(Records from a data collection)
>> begin

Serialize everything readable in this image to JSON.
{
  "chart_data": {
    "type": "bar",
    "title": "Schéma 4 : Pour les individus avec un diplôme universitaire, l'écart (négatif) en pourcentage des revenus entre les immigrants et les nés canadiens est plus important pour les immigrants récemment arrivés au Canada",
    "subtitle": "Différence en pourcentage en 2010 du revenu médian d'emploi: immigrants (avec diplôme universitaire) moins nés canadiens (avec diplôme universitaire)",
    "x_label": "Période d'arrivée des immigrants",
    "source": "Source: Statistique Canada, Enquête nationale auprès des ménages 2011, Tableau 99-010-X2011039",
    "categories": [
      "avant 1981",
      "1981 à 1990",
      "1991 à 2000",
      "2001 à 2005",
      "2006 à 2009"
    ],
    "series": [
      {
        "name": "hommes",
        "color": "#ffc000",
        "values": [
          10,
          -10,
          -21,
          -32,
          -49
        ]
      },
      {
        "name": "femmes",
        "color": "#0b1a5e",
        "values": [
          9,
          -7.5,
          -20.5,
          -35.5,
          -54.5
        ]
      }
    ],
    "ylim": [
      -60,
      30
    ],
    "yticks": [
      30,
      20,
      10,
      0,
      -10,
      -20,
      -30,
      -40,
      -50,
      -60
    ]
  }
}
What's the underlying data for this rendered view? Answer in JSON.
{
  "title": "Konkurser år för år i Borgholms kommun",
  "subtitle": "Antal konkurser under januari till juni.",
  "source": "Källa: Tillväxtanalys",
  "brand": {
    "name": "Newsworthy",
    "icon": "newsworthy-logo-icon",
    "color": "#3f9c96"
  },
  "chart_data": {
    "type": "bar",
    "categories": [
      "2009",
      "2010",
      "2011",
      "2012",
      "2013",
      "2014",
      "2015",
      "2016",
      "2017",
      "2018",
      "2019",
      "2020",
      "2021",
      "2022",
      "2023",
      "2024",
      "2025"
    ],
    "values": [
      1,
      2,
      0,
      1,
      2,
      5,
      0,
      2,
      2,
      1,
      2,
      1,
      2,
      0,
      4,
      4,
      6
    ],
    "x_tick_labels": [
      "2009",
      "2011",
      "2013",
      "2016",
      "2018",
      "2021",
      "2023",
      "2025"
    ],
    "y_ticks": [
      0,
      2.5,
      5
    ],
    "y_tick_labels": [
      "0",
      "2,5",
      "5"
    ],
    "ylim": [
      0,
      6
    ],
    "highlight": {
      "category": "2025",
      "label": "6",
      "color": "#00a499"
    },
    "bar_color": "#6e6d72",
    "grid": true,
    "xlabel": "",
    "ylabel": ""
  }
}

>> end

Task objective
Return the entries above exactly, each one complete.

Written solution
Serialize everything readable in this image to JSON.
{
  "chart_data": {
    "type": "bar",
    "title": "Schéma 4 : Pour les individus avec un diplôme universitaire, l'écart (négatif) en pourcentage des revenus entre les immigrants et les nés canadiens est plus important pour les immigrants récemment arrivés au Canada",
    "subtitle": "Différence en pourcentage en 2010 du revenu médian d'emploi: immigrants (avec diplôme universitaire) moins nés canadiens (avec diplôme universitaire)",
    "x_label": "Période d'arrivée des immigrants",
    "source": "Source: Statistique Canada, Enquête nationale auprès des ménages 2011, Tableau 99-010-X2011039",
    "categories": [
      "avant 1981",
      "1981 à 1990",
      "1991 à 2000",
      "2001 à 2005",
      "2006 à 2009"
    ],
    "series": [
      {
        "name": "hommes",
        "color": "#ffc000",
        "values": [
          10,
          -10,
          -21,
          -32,
          -49
        ]
      },
      {
        "name": "femmes",
        "color": "#0b1a5e",
        "values": [
          9,
          -7.5,
          -20.5,
          -35.5,
          -54.5
        ]
      }
    ],
    "ylim": [
      -60,
      30
    ],
    "yticks": [
      30,
      20,
      10,
      0,
      -10,
      -20,
      -30,
      -40,
      -50,
      -60
    ]
  }
}
What's the underlying data for this rendered view? Answer in JSON.
{
  "title": "Konkurser år för år i Borgholms kommun",
  "subtitle": "Antal konkurser under januari till juni.",
  "source": "Källa: Tillväxtanalys",
  "brand": {
    "name": "Newsworthy",
    "icon": "newsworthy-logo-icon",
    "color": "#3f9c96"
  },
  "chart_data": {
    "type": "bar",
    "categories": [
      "2009",
      "2010",
      "2011",
      "2012",
      "2013",
      "2014",
      "2015",
      "2016",
      "2017",
      "2018",
      "2019",
      "2020",
      "2021",
      "2022",
      "2023",
      "2024",
      "2025"
    ],
    "values": [
      1,
      2,
      0,
      1,
      2,
      5,
      0,
      2,
      2,
      1,
      2,
      1,
      2,
      0,
      4,
      4,
      6
    ],
    "x_tick_labels": [
      "2009",
      "2011",
      "2013",
      "2016",
      "2018",
      "2021",
      "2023",
      "2025"
    ],
    "y_ticks": [
      0,
      2.5,
      5
    ],
    "y_tick_labels": [
      "0",
      "2,5",
      "5"
    ],
    "ylim": [
      0,
      6
    ],
    "highlight": {
      "category": "2025",
      "label": "6",
      "color": "#00a499"
    },
    "bar_color": "#6e6d72",
    "grid": true,
    "xlabel": "",
    "ylabel": ""
  }
}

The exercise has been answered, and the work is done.